Dataset entries
===
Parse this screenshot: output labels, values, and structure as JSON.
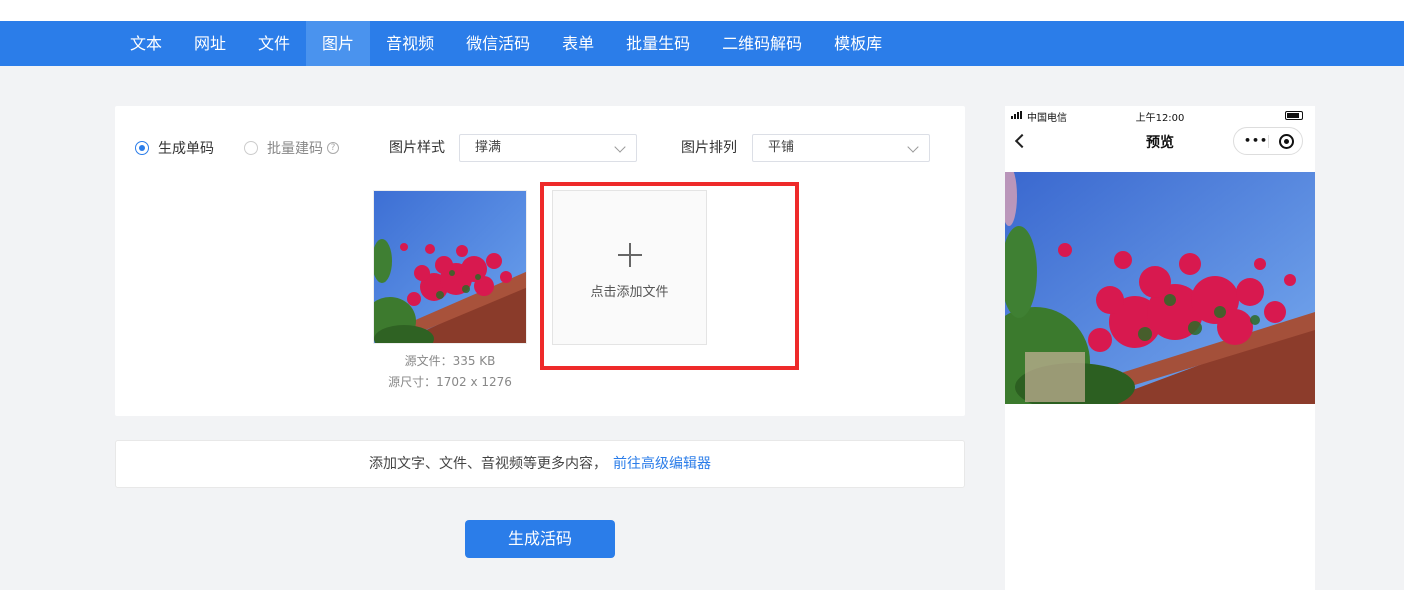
{
  "nav": {
    "tabs": [
      "文本",
      "网址",
      "文件",
      "图片",
      "音视频",
      "微信活码",
      "表单",
      "批量生码",
      "二维码解码",
      "模板库"
    ],
    "active": "图片"
  },
  "mode": {
    "single_label": "生成单码",
    "batch_label": "批量建码",
    "selected": "single"
  },
  "options": {
    "style_label": "图片样式",
    "style_value": "撑满",
    "arrange_label": "图片排列",
    "arrange_value": "平铺"
  },
  "file": {
    "size_text": "源文件：335 KB",
    "dims_text": "源尺寸：1702 x 1276"
  },
  "upload": {
    "label": "点击添加文件"
  },
  "info_bar": {
    "text": "添加文字、文件、音视频等更多内容，",
    "link": "前往高级编辑器"
  },
  "generate_button": "生成活码",
  "phone": {
    "carrier": "中国电信",
    "time": "上午12:00",
    "title": "预览",
    "menu_dots": "•••"
  },
  "colors": {
    "accent": "#2b7de9",
    "highlight": "#ee2a2a"
  }
}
===
▶ **YOUR INSTRUCTIONS**
Quote the records above exactly, leaving out any pictures.

▶ **FINISHED EXERCISE**
Parse this screenshot: output labels, values, and structure as JSON.
{
  "nav": {
    "tabs": [
      "文本",
      "网址",
      "文件",
      "图片",
      "音视频",
      "微信活码",
      "表单",
      "批量生码",
      "二维码解码",
      "模板库"
    ],
    "active": "图片"
  },
  "mode": {
    "single_label": "生成单码",
    "batch_label": "批量建码",
    "selected": "single"
  },
  "options": {
    "style_label": "图片样式",
    "style_value": "撑满",
    "arrange_label": "图片排列",
    "arrange_value": "平铺"
  },
  "file": {
    "size_text": "源文件：335 KB",
    "dims_text": "源尺寸：1702 x 1276"
  },
  "upload": {
    "label": "点击添加文件"
  },
  "info_bar": {
    "text": "添加文字、文件、音视频等更多内容，",
    "link": "前往高级编辑器"
  },
  "generate_button": "生成活码",
  "phone": {
    "carrier": "中国电信",
    "time": "上午12:00",
    "title": "预览",
    "menu_dots": "•••"
  },
  "colors": {
    "accent": "#2b7de9",
    "highlight": "#ee2a2a"
  }
}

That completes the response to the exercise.